Entries from a visual dataset.
....
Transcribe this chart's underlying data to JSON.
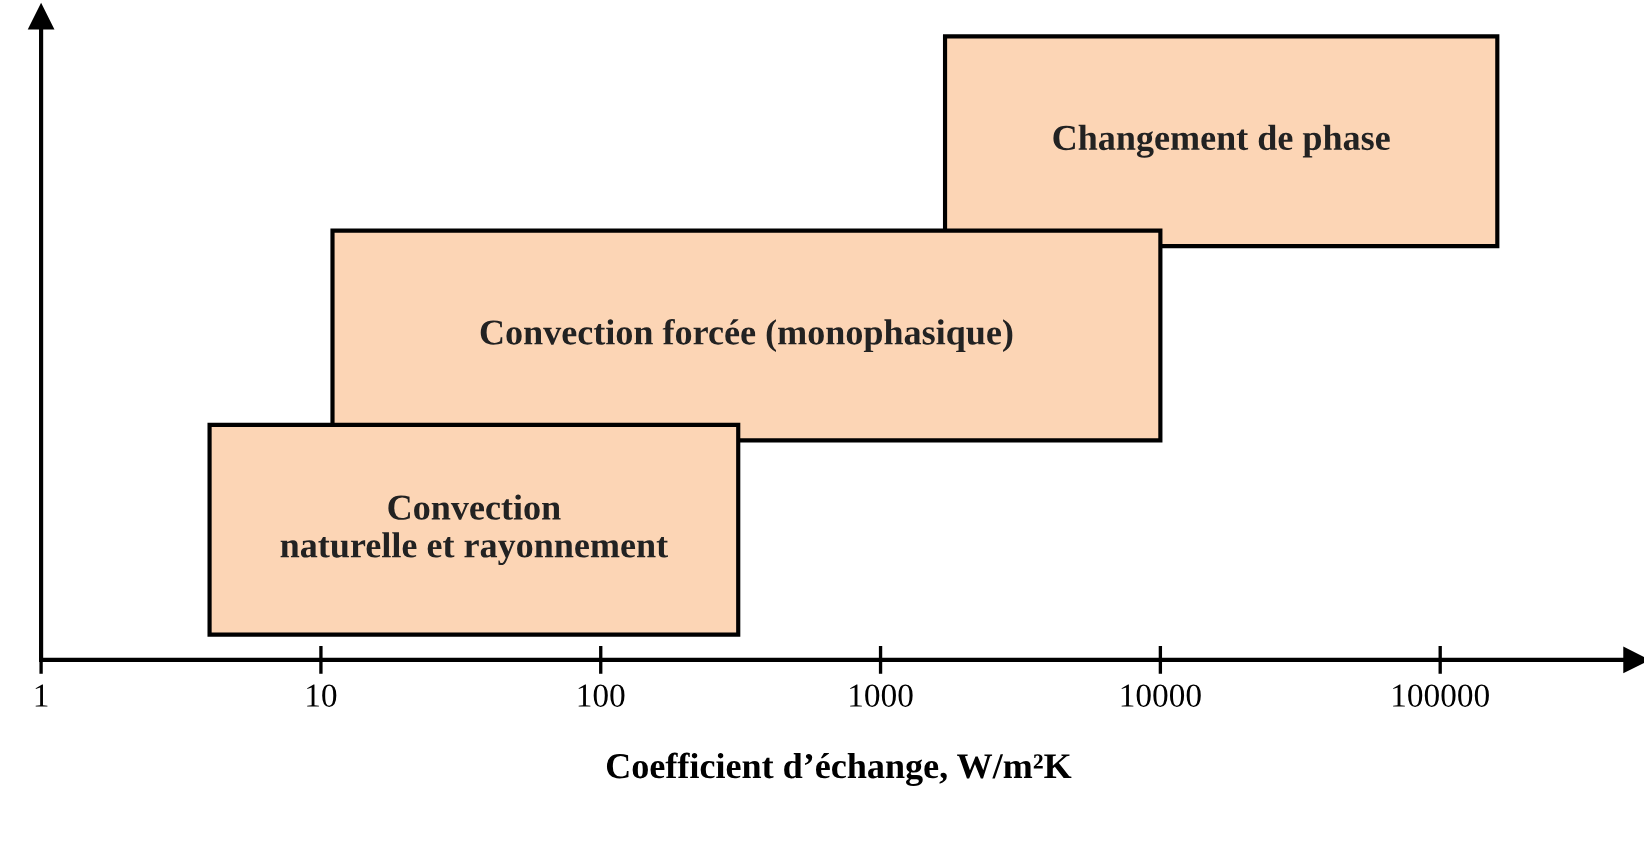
{
  "chart_data": {
    "type": "bar",
    "orientation": "horizontal",
    "categories": [
      "Changement de phase",
      "Convection forcée (monophasique)",
      "Convection\nnaturelle et rayonnement"
    ],
    "base": [
      1700,
      11,
      4
    ],
    "values": [
      158300,
      9989,
      306
    ],
    "color": "#fcd5b5",
    "xlabel": "Coefficient d’échange, W/m²K",
    "log": "x",
    "xlim": [
      1,
      500000
    ],
    "xticks": [
      1,
      10,
      100,
      1000,
      10000,
      100000
    ],
    "tick_labels": "x",
    "grid": false,
    "legend": false
  }
}
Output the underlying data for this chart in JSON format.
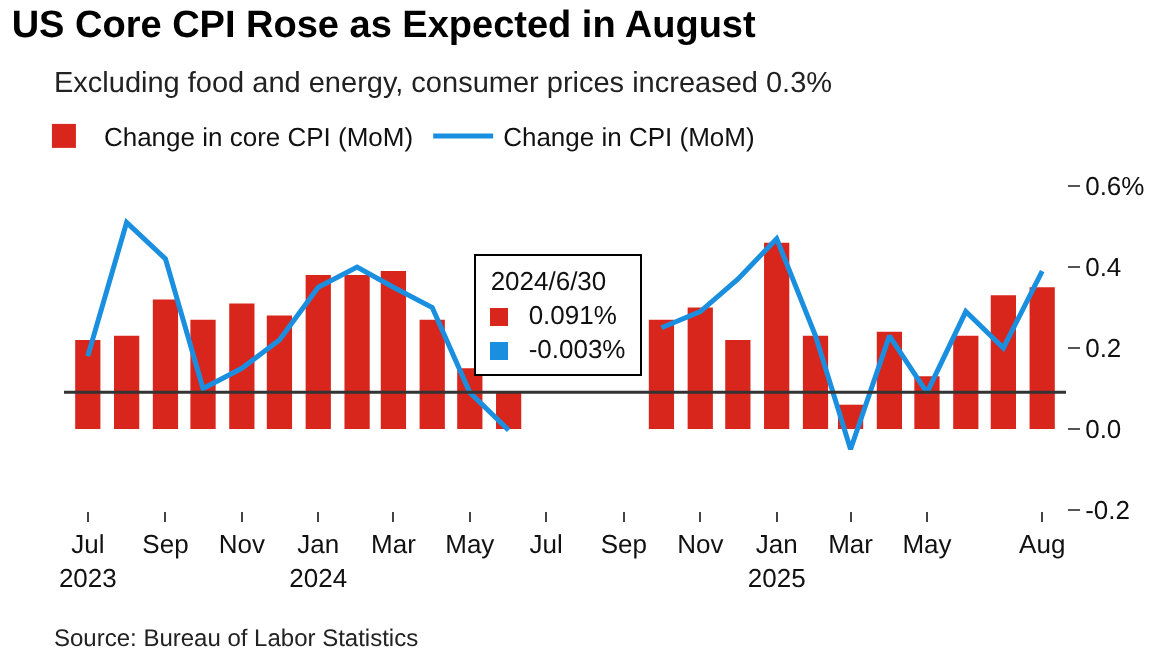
{
  "chart_data": {
    "type": "bar",
    "title": "US Core CPI Rose as Expected in August",
    "subtitle": "Excluding food and energy, consumer prices increased 0.3%",
    "x": [
      "2023-07",
      "2023-08",
      "2023-09",
      "2023-10",
      "2023-11",
      "2023-12",
      "2024-01",
      "2024-02",
      "2024-03",
      "2024-04",
      "2024-05",
      "2024-06",
      "2024-07",
      "2024-08",
      "2024-09",
      "2024-10",
      "2024-11",
      "2024-12",
      "2025-01",
      "2025-02",
      "2025-03",
      "2025-04",
      "2025-05",
      "2025-06",
      "2025-07",
      "2025-08"
    ],
    "series": [
      {
        "name": "Change in core CPI (MoM)",
        "color": "#d9261c",
        "values": [
          0.22,
          0.23,
          0.32,
          0.27,
          0.31,
          0.28,
          0.38,
          0.38,
          0.39,
          0.27,
          0.15,
          0.091,
          null,
          null,
          null,
          0.27,
          0.3,
          0.22,
          0.46,
          0.23,
          0.06,
          0.24,
          0.13,
          0.23,
          0.33,
          0.35
        ]
      },
      {
        "name": "Change in CPI (MoM)",
        "type": "line",
        "color": "#1a8fe0",
        "values": [
          0.18,
          0.51,
          0.42,
          0.1,
          0.15,
          0.22,
          0.35,
          0.4,
          0.35,
          0.3,
          0.09,
          -0.003,
          null,
          null,
          null,
          0.25,
          0.29,
          0.37,
          0.47,
          0.23,
          -0.05,
          0.23,
          0.09,
          0.29,
          0.2,
          0.39
        ]
      }
    ],
    "xlim": [
      "2023-06-12",
      "2025-08-20"
    ],
    "xticks": [
      {
        "value": "2023-07",
        "label": "Jul\n2023"
      },
      {
        "value": "2023-09",
        "label": "Sep"
      },
      {
        "value": "2023-11",
        "label": "Nov"
      },
      {
        "value": "2024-01",
        "label": "Jan\n2024"
      },
      {
        "value": "2024-03",
        "label": "Mar"
      },
      {
        "value": "2024-05",
        "label": "May"
      },
      {
        "value": "2024-07",
        "label": "Jul"
      },
      {
        "value": "2024-09",
        "label": "Sep"
      },
      {
        "value": "2024-11",
        "label": "Nov"
      },
      {
        "value": "2025-01",
        "label": "Jan\n2025"
      },
      {
        "value": "2025-03",
        "label": "Mar"
      },
      {
        "value": "2025-05",
        "label": "May"
      },
      {
        "value": "2025-08",
        "label": "Aug"
      }
    ],
    "ylim": [
      -0.2,
      0.6
    ],
    "yticks": [
      {
        "value": -0.2,
        "label": "-0.2"
      },
      {
        "value": 0,
        "label": "0.0"
      },
      {
        "value": 0.2,
        "label": "0.2"
      },
      {
        "value": 0.4,
        "label": "0.4"
      },
      {
        "value": 0.6,
        "label": "0.6%"
      }
    ],
    "ref_lines": [
      {
        "axis": "y",
        "value": 0.091,
        "color": "#333333"
      }
    ],
    "legend": "top left",
    "annotations": [
      {
        "text": "2024/6/30\n0.091%\n-0.003%",
        "x": "2024-06",
        "y": 0.091
      },
      "Source: Bureau of Labor Statistics"
    ]
  }
}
....
A faithful copy of the records above is needed, with the pictures left out.

Transcribe this chart's underlying data to JSON.
{
  "chart_data": {
    "type": "bar",
    "orientation": "horizontal",
    "categories": [
      "Changement de phase",
      "Convection forcée (monophasique)",
      "Convection\nnaturelle et rayonnement"
    ],
    "base": [
      1700,
      11,
      4
    ],
    "values": [
      158300,
      9989,
      306
    ],
    "color": "#fcd5b5",
    "xlabel": "Coefficient d’échange, W/m²K",
    "log": "x",
    "xlim": [
      1,
      500000
    ],
    "xticks": [
      1,
      10,
      100,
      1000,
      10000,
      100000
    ],
    "tick_labels": "x",
    "grid": false,
    "legend": false
  }
}
Output the underlying data for this chart in JSON format.
{
  "chart_data": {
    "type": "bar",
    "title": "US Core CPI Rose as Expected in August",
    "subtitle": "Excluding food and energy, consumer prices increased 0.3%",
    "x": [
      "2023-07",
      "2023-08",
      "2023-09",
      "2023-10",
      "2023-11",
      "2023-12",
      "2024-01",
      "2024-02",
      "2024-03",
      "2024-04",
      "2024-05",
      "2024-06",
      "2024-07",
      "2024-08",
      "2024-09",
      "2024-10",
      "2024-11",
      "2024-12",
      "2025-01",
      "2025-02",
      "2025-03",
      "2025-04",
      "2025-05",
      "2025-06",
      "2025-07",
      "2025-08"
    ],
    "series": [
      {
        "name": "Change in core CPI (MoM)",
        "color": "#d9261c",
        "values": [
          0.22,
          0.23,
          0.32,
          0.27,
          0.31,
          0.28,
          0.38,
          0.38,
          0.39,
          0.27,
          0.15,
          0.091,
          null,
          null,
          null,
          0.27,
          0.3,
          0.22,
          0.46,
          0.23,
          0.06,
          0.24,
          0.13,
          0.23,
          0.33,
          0.35
        ]
      },
      {
        "name": "Change in CPI (MoM)",
        "type": "line",
        "color": "#1a8fe0",
        "values": [
          0.18,
          0.51,
          0.42,
          0.1,
          0.15,
          0.22,
          0.35,
          0.4,
          0.35,
          0.3,
          0.09,
          -0.003,
          null,
          null,
          null,
          0.25,
          0.29,
          0.37,
          0.47,
          0.23,
          -0.05,
          0.23,
          0.09,
          0.29,
          0.2,
          0.39
        ]
      }
    ],
    "xlim": [
      "2023-06-12",
      "2025-08-20"
    ],
    "xticks": [
      {
        "value": "2023-07",
        "label": "Jul\n2023"
      },
      {
        "value": "2023-09",
        "label": "Sep"
      },
      {
        "value": "2023-11",
        "label": "Nov"
      },
      {
        "value": "2024-01",
        "label": "Jan\n2024"
      },
      {
        "value": "2024-03",
        "label": "Mar"
      },
      {
        "value": "2024-05",
        "label": "May"
      },
      {
        "value": "2024-07",
        "label": "Jul"
      },
      {
        "value": "2024-09",
        "label": "Sep"
      },
      {
        "value": "2024-11",
        "label": "Nov"
      },
      {
        "value": "2025-01",
        "label": "Jan\n2025"
      },
      {
        "value": "2025-03",
        "label": "Mar"
      },
      {
        "value": "2025-05",
        "label": "May"
      },
      {
        "value": "2025-08",
        "label": "Aug"
      }
    ],
    "ylim": [
      -0.2,
      0.6
    ],
    "yticks": [
      {
        "value": -0.2,
        "label": "-0.2"
      },
      {
        "value": 0,
        "label": "0.0"
      },
      {
        "value": 0.2,
        "label": "0.2"
      },
      {
        "value": 0.4,
        "label": "0.4"
      },
      {
        "value": 0.6,
        "label": "0.6%"
      }
    ],
    "ref_lines": [
      {
        "axis": "y",
        "value": 0.091,
        "color": "#333333"
      }
    ],
    "legend": "top left",
    "annotations": [
      {
        "text": "2024/6/30\n0.091%\n-0.003%",
        "x": "2024-06",
        "y": 0.091
      },
      "Source: Bureau of Labor Statistics"
    ]
  }
}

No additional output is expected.